> _Task data_
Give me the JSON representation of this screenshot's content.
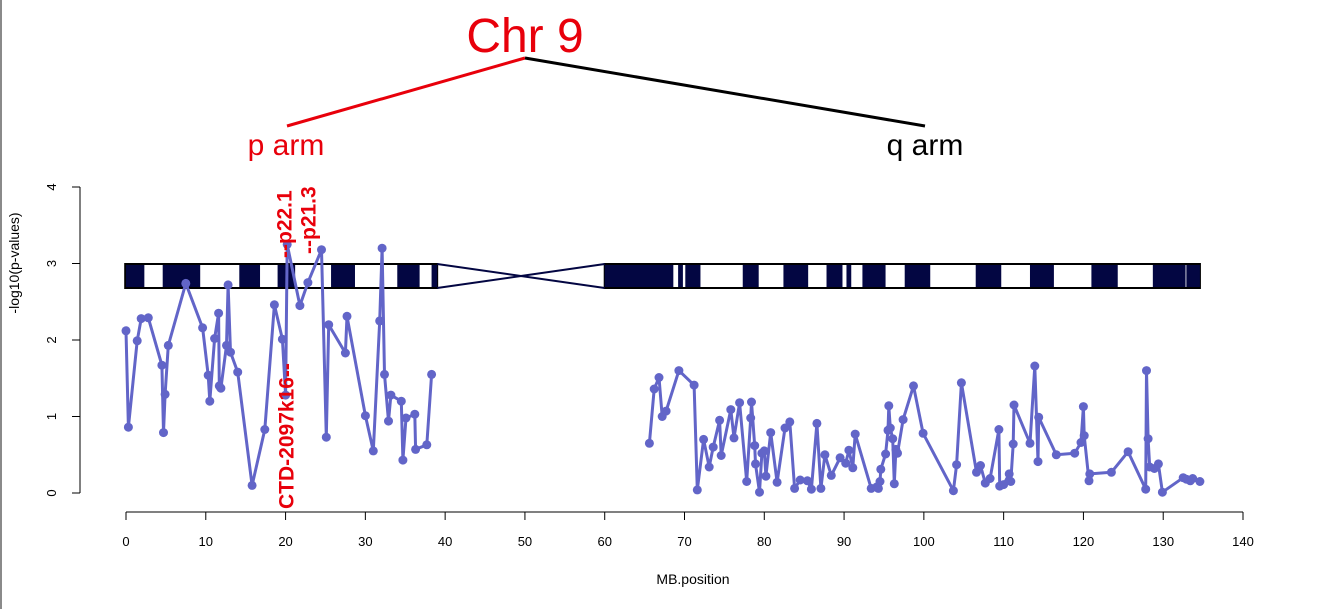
{
  "chart_data": {
    "type": "line",
    "title": "Chr 9",
    "xlabel": "MB.position",
    "ylabel": "-log10(p-values)",
    "xlim": [
      0,
      140
    ],
    "ylim": [
      0,
      4
    ],
    "x_ticks": [
      0,
      10,
      20,
      30,
      40,
      50,
      60,
      70,
      80,
      90,
      100,
      110,
      120,
      130,
      140
    ],
    "y_ticks": [
      0,
      1,
      2,
      3,
      4
    ],
    "arm_labels": {
      "p": "p arm",
      "q": "q arm"
    },
    "annotations": [
      {
        "text": "--p22.1",
        "x": 20
      },
      {
        "text": "--p21.3",
        "x": 23
      },
      {
        "text": "CTD-2097k16--",
        "x": 20
      }
    ],
    "centromere_mb": [
      39,
      60
    ],
    "series": [
      {
        "color": "#6265c8",
        "segments": [
          [
            [
              0,
              2.12
            ],
            [
              0.3,
              0.86
            ],
            [
              1.4,
              1.99
            ],
            [
              1.9,
              2.28
            ],
            [
              2.8,
              2.29
            ],
            [
              4.5,
              1.67
            ],
            [
              4.7,
              0.79
            ],
            [
              4.9,
              1.29
            ],
            [
              5.3,
              1.93
            ],
            [
              7.5,
              2.74
            ],
            [
              9.6,
              2.16
            ],
            [
              10.3,
              1.54
            ],
            [
              10.5,
              1.2
            ],
            [
              11.1,
              2.02
            ],
            [
              11.6,
              2.35
            ],
            [
              11.7,
              1.4
            ],
            [
              11.9,
              1.37
            ],
            [
              12.6,
              1.93
            ],
            [
              12.8,
              2.72
            ],
            [
              13.1,
              1.84
            ],
            [
              14,
              1.58
            ],
            [
              15.8,
              0.1
            ],
            [
              17.4,
              0.83
            ],
            [
              18.6,
              2.46
            ],
            [
              19.6,
              2.01
            ],
            [
              20,
              1.28
            ],
            [
              20.2,
              3.25
            ],
            [
              21.8,
              2.45
            ],
            [
              22.8,
              2.75
            ],
            [
              24.5,
              3.18
            ],
            [
              25.1,
              0.73
            ],
            [
              25.4,
              2.2
            ],
            [
              27.5,
              1.83
            ],
            [
              27.7,
              2.31
            ],
            [
              30,
              1.01
            ],
            [
              31,
              0.55
            ],
            [
              31.8,
              2.25
            ],
            [
              32.1,
              3.2
            ],
            [
              32.4,
              1.55
            ],
            [
              32.9,
              0.94
            ],
            [
              33.2,
              1.28
            ],
            [
              34.5,
              1.2
            ],
            [
              34.7,
              0.43
            ],
            [
              35.1,
              0.98
            ],
            [
              36.2,
              1.03
            ],
            [
              36.3,
              0.57
            ],
            [
              37.7,
              0.63
            ],
            [
              38.3,
              1.55
            ]
          ],
          [
            [
              65.6,
              0.65
            ],
            [
              66.2,
              1.36
            ],
            [
              66.8,
              1.51
            ],
            [
              67.2,
              1.0
            ],
            [
              67.7,
              1.07
            ],
            [
              69.3,
              1.6
            ],
            [
              71.2,
              1.41
            ],
            [
              71.6,
              0.04
            ],
            [
              72.4,
              0.7
            ],
            [
              73.1,
              0.34
            ],
            [
              73.6,
              0.6
            ],
            [
              74.4,
              0.95
            ],
            [
              74.6,
              0.49
            ],
            [
              75.8,
              1.09
            ],
            [
              76.2,
              0.72
            ],
            [
              76.9,
              1.18
            ],
            [
              77.8,
              0.15
            ],
            [
              78.3,
              0.98
            ],
            [
              78.4,
              1.19
            ],
            [
              78.8,
              0.62
            ],
            [
              78.9,
              0.38
            ],
            [
              79.4,
              0.01
            ],
            [
              79.7,
              0.52
            ],
            [
              80,
              0.55
            ],
            [
              80.2,
              0.22
            ],
            [
              80.8,
              0.79
            ],
            [
              81.6,
              0.14
            ],
            [
              82.6,
              0.85
            ],
            [
              83.2,
              0.93
            ],
            [
              83.8,
              0.06
            ],
            [
              84.5,
              0.17
            ],
            [
              85.4,
              0.16
            ],
            [
              85.9,
              0.05
            ],
            [
              86.6,
              0.91
            ],
            [
              87.1,
              0.06
            ],
            [
              87.6,
              0.5
            ],
            [
              88.4,
              0.23
            ],
            [
              89.5,
              0.46
            ],
            [
              90.2,
              0.39
            ],
            [
              90.6,
              0.56
            ],
            [
              91.1,
              0.33
            ],
            [
              91.4,
              0.77
            ],
            [
              93.4,
              0.06
            ],
            [
              94.1,
              0.08
            ],
            [
              94.3,
              0.06
            ],
            [
              94.5,
              0.15
            ],
            [
              94.6,
              0.31
            ],
            [
              95.2,
              0.51
            ],
            [
              95.5,
              0.82
            ],
            [
              95.6,
              1.14
            ],
            [
              95.8,
              0.85
            ],
            [
              96.1,
              0.71
            ],
            [
              96.3,
              0.12
            ],
            [
              96.5,
              0.57
            ],
            [
              96.7,
              0.52
            ],
            [
              97.4,
              0.96
            ],
            [
              98.7,
              1.4
            ],
            [
              99.9,
              0.78
            ],
            [
              103.7,
              0.03
            ],
            [
              104.1,
              0.37
            ],
            [
              104.7,
              1.44
            ],
            [
              106.6,
              0.27
            ],
            [
              107.1,
              0.36
            ],
            [
              107.7,
              0.13
            ],
            [
              108.3,
              0.19
            ],
            [
              109.4,
              0.83
            ],
            [
              109.5,
              0.09
            ],
            [
              110,
              0.11
            ],
            [
              110.7,
              0.25
            ],
            [
              110.9,
              0.15
            ],
            [
              111.2,
              0.64
            ],
            [
              111.3,
              1.15
            ],
            [
              113.3,
              0.65
            ],
            [
              113.9,
              1.66
            ],
            [
              114.3,
              0.41
            ],
            [
              114.4,
              0.99
            ],
            [
              116.6,
              0.5
            ],
            [
              118.9,
              0.52
            ],
            [
              119.7,
              0.66
            ],
            [
              120,
              1.13
            ],
            [
              120.1,
              0.75
            ],
            [
              120.7,
              0.16
            ],
            [
              120.8,
              0.25
            ],
            [
              123.5,
              0.27
            ],
            [
              125.6,
              0.54
            ],
            [
              127.8,
              0.05
            ],
            [
              127.9,
              1.6
            ],
            [
              128.1,
              0.71
            ],
            [
              128.3,
              0.34
            ],
            [
              128.9,
              0.32
            ],
            [
              129.4,
              0.38
            ],
            [
              129.9,
              0.01
            ],
            [
              132.5,
              0.2
            ],
            [
              132.9,
              0.18
            ],
            [
              133.4,
              0.16
            ],
            [
              133.7,
              0.19
            ],
            [
              134.6,
              0.15
            ]
          ]
        ]
      }
    ]
  }
}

> _To do_
Gather each line in the entries above where the string "text" is found.

> _Response_
        "text": "--p22.1",
        "text": "--p21.3",
        "text": "CTD-2097k16--",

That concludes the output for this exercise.